SHORT PROBLEM: Which lines contain the string "นประกาศในราชก"? Please list every one of them.

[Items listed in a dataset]
---

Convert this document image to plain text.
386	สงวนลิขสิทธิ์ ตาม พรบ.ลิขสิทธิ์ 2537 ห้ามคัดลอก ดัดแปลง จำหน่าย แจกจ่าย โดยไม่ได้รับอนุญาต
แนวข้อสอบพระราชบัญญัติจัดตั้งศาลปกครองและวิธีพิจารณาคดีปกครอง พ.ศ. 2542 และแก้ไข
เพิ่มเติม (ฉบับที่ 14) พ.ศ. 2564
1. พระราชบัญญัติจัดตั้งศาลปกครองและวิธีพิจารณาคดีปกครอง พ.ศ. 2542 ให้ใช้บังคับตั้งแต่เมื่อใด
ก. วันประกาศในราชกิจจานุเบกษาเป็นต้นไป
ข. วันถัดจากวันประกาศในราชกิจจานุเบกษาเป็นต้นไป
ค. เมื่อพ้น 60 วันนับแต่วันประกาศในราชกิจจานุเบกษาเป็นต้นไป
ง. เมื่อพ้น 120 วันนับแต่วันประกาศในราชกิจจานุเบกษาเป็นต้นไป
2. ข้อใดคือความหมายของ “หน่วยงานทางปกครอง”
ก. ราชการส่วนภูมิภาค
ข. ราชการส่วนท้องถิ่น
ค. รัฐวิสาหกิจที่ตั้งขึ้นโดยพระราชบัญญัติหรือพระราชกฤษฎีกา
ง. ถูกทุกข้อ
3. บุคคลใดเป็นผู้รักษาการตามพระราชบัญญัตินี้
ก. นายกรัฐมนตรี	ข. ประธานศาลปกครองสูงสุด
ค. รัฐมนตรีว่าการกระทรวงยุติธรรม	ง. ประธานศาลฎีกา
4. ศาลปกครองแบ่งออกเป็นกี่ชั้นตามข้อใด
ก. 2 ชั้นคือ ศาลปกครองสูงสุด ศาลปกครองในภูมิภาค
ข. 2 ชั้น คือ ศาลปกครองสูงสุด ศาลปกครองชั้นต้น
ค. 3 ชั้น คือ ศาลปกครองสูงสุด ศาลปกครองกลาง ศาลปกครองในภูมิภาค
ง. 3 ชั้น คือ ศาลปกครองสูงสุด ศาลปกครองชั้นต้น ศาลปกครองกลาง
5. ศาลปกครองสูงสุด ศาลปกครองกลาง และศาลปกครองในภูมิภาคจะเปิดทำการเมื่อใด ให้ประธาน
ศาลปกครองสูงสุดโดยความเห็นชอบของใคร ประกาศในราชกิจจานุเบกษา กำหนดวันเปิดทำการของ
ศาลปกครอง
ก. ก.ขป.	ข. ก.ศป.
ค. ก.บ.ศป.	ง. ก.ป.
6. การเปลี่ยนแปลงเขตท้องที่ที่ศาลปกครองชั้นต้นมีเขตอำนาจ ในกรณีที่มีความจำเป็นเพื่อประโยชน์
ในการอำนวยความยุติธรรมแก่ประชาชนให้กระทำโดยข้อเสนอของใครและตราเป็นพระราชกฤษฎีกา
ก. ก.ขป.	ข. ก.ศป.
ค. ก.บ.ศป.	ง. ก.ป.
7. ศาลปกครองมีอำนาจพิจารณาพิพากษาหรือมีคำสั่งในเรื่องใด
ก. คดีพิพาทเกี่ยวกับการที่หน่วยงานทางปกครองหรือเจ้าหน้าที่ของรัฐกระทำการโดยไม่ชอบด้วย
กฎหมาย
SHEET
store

---

RESULT BELOW:
ก. วันประกาศในราชกิจจานุเบกษาเป็นต้นไป
ข. วันถัดจากวันประกาศในราชกิจจานุเบกษาเป็นต้นไป
ค. เมื่อพ้น 60 วันนับแต่วันประกาศในราชกิจจานุเบกษาเป็นต้นไป
ง. เมื่อพ้น 120 วันนับแต่วันประกาศในราชกิจจานุเบกษาเป็นต้นไป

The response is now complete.